▶ **Your instructions**
From the listing below, pull out all lines with "JSON" in them.

[Items from a figure collection]
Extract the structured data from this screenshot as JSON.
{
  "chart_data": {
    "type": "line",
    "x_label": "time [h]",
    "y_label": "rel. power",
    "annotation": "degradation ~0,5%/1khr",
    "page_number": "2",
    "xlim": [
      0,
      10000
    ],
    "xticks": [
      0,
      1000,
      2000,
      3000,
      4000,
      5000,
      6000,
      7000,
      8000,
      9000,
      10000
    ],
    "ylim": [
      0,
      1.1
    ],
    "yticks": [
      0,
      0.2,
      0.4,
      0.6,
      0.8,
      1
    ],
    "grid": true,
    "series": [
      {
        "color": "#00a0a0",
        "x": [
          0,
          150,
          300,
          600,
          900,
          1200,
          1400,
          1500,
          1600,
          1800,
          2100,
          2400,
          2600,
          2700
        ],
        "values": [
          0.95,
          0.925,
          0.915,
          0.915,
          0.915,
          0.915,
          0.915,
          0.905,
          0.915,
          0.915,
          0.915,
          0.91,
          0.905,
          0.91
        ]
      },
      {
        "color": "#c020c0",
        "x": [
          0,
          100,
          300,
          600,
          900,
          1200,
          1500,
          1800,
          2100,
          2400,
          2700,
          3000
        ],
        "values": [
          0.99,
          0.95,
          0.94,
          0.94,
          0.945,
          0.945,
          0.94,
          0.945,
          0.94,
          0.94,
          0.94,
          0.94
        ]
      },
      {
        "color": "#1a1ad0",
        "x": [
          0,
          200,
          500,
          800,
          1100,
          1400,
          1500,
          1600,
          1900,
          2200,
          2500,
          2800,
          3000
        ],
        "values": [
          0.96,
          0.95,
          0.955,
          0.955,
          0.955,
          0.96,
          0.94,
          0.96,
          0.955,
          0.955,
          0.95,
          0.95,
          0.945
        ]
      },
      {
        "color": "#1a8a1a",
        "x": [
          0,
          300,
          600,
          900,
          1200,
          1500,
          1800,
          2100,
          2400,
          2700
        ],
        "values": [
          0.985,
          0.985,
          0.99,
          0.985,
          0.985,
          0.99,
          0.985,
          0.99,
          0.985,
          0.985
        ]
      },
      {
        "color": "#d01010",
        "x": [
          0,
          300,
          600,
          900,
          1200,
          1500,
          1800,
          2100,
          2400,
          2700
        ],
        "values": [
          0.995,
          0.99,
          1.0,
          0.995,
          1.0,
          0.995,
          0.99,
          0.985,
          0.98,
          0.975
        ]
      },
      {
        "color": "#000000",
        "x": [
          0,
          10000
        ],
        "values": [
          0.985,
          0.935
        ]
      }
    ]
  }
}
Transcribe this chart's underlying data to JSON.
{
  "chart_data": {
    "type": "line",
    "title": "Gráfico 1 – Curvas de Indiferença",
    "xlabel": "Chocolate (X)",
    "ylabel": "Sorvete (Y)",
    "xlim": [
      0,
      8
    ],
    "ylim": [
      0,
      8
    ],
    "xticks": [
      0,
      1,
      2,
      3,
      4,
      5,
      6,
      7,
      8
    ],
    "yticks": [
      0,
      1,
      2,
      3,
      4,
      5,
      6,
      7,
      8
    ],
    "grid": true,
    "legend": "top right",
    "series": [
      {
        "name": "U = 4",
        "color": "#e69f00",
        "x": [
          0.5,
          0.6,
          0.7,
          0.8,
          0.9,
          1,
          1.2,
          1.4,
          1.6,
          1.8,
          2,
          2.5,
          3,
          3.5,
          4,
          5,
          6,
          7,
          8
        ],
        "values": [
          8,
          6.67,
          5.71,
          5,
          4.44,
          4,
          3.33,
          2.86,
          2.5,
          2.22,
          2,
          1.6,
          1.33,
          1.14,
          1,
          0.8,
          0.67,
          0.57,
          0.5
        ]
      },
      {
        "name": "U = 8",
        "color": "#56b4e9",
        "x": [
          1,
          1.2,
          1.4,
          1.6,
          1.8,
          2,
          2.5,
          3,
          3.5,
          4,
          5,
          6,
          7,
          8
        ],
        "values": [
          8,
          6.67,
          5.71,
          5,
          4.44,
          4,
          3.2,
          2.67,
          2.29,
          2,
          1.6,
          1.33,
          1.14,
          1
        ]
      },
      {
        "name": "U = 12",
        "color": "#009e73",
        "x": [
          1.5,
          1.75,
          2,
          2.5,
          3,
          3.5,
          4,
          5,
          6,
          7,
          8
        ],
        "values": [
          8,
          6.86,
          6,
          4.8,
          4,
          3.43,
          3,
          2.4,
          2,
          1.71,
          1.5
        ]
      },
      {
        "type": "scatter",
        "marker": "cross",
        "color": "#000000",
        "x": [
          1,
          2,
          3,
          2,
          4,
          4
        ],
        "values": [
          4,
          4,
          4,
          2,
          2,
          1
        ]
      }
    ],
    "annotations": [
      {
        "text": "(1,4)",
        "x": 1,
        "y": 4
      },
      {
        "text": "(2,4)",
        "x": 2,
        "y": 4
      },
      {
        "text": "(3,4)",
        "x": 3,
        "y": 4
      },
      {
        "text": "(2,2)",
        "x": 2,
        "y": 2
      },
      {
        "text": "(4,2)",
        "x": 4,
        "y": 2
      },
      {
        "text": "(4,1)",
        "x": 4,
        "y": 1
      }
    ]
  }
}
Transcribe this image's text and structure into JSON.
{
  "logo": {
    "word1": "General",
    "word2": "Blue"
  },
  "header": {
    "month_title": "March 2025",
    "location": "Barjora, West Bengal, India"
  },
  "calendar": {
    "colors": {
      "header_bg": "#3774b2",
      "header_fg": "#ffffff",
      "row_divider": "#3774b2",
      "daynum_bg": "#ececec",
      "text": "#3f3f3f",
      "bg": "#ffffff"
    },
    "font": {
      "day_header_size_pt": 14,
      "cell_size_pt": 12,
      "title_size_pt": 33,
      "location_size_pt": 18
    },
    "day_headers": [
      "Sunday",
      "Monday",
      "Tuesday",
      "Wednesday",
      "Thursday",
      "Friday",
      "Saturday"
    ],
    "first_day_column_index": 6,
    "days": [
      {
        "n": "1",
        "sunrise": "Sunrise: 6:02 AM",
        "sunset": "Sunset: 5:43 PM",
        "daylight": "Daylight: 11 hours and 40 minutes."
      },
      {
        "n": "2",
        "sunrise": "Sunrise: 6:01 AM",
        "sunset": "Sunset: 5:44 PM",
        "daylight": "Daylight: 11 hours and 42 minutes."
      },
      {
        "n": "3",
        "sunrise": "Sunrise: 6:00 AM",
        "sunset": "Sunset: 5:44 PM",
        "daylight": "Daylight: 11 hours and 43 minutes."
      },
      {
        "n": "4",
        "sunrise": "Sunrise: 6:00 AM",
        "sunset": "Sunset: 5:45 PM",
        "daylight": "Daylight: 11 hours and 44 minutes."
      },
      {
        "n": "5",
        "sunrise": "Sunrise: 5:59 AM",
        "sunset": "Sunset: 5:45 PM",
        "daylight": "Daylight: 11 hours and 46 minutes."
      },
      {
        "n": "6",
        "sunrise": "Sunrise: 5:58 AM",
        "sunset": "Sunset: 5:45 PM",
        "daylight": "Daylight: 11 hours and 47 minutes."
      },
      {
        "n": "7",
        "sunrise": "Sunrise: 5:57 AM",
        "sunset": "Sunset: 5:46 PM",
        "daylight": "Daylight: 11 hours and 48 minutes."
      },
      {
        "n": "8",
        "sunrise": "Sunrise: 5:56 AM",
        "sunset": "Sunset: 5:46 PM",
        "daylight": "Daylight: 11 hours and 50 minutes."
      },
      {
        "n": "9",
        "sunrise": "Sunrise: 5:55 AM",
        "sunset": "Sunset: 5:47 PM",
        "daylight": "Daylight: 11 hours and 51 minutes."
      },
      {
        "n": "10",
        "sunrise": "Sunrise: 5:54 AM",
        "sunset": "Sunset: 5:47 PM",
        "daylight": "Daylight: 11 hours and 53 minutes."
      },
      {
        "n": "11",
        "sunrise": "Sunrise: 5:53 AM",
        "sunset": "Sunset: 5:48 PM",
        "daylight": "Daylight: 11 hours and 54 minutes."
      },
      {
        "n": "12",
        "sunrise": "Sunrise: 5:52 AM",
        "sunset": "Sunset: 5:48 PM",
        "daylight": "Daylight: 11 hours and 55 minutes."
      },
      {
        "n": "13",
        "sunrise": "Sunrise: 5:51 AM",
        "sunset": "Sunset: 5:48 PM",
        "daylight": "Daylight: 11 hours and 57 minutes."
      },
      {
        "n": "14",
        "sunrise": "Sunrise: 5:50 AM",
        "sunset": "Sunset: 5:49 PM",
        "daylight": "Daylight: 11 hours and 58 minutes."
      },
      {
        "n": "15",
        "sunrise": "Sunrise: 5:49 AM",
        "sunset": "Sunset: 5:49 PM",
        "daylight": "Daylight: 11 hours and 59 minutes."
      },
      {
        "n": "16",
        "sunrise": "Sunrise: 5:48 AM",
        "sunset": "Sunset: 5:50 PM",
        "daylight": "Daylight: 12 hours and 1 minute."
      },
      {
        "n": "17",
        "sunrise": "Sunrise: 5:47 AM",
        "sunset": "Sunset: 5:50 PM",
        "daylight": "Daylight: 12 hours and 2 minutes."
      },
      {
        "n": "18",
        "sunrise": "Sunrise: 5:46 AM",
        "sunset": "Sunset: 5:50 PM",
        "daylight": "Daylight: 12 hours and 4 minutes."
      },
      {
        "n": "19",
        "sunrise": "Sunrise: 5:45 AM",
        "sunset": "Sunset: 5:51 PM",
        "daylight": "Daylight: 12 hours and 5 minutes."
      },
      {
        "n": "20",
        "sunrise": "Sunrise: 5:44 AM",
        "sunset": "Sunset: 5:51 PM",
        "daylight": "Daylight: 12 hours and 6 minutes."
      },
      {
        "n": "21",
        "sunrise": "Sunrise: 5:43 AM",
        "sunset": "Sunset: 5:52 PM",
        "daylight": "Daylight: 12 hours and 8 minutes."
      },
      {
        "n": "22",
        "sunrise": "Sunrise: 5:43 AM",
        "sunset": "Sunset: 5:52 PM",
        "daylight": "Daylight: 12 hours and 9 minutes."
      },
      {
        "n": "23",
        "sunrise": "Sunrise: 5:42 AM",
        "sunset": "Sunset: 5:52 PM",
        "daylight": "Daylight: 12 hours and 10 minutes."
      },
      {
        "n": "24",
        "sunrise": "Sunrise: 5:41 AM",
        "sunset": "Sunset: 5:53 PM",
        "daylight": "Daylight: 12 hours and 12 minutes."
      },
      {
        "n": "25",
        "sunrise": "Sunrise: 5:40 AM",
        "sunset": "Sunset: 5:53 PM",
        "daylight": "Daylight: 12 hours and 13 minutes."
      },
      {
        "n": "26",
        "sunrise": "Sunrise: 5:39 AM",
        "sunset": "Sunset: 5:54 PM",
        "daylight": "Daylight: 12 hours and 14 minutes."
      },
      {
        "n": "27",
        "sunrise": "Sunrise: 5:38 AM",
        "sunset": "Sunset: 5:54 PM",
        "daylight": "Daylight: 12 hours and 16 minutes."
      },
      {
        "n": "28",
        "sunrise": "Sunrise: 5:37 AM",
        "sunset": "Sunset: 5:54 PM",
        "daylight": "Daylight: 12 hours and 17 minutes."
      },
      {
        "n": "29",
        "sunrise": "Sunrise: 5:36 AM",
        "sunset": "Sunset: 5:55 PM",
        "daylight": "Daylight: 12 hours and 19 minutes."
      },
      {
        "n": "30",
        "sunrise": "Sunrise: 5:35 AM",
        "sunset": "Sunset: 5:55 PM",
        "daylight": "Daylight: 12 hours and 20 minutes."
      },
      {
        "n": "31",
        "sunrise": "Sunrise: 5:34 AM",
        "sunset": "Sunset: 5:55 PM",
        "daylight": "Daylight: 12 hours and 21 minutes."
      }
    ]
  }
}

▶ **Answer for the task**
Extract the structured data from this screenshot as JSON.
Transcribe this chart's underlying data to JSON.
Transcribe this image's text and structure into JSON.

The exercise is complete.